* **Aim**
Using the data below, copy each line that includes the word "section".

* **Data for processing**
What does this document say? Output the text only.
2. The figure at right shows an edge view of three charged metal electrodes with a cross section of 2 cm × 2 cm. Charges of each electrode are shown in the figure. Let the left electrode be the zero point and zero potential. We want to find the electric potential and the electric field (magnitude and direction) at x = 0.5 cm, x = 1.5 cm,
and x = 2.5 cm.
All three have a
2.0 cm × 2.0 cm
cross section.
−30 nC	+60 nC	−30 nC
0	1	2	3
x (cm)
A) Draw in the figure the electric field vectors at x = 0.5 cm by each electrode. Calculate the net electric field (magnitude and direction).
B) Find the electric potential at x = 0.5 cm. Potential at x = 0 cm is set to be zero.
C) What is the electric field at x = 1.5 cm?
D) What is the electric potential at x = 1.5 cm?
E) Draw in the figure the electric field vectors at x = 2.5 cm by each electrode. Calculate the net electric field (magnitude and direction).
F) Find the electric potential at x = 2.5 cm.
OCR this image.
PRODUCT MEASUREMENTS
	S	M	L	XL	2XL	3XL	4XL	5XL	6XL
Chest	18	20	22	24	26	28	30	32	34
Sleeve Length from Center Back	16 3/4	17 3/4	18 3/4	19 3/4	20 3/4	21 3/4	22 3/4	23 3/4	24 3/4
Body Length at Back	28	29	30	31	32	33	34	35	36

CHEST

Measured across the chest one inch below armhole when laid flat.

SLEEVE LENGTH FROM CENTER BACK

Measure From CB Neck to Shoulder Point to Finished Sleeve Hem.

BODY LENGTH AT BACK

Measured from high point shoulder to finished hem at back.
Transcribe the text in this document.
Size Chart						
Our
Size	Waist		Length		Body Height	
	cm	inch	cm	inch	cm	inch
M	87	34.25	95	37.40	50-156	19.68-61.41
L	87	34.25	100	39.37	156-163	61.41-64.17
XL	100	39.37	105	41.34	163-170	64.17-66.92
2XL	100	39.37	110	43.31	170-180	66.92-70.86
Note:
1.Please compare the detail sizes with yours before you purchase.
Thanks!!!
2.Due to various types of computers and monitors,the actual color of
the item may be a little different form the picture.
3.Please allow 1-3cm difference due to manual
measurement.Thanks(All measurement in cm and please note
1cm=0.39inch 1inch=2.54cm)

* **Worked answer**
2. The figure at right shows an edge view of three charged metal electrodes with a cross section of 2 cm × 2 cm. Charges of each electrode are shown in the figure. Let the left electrode be the zero point and zero potential. We want to find the electric potential and the electric field (magnitude and direction) at x = 0.5 cm, x = 1.5 cm,
cross section.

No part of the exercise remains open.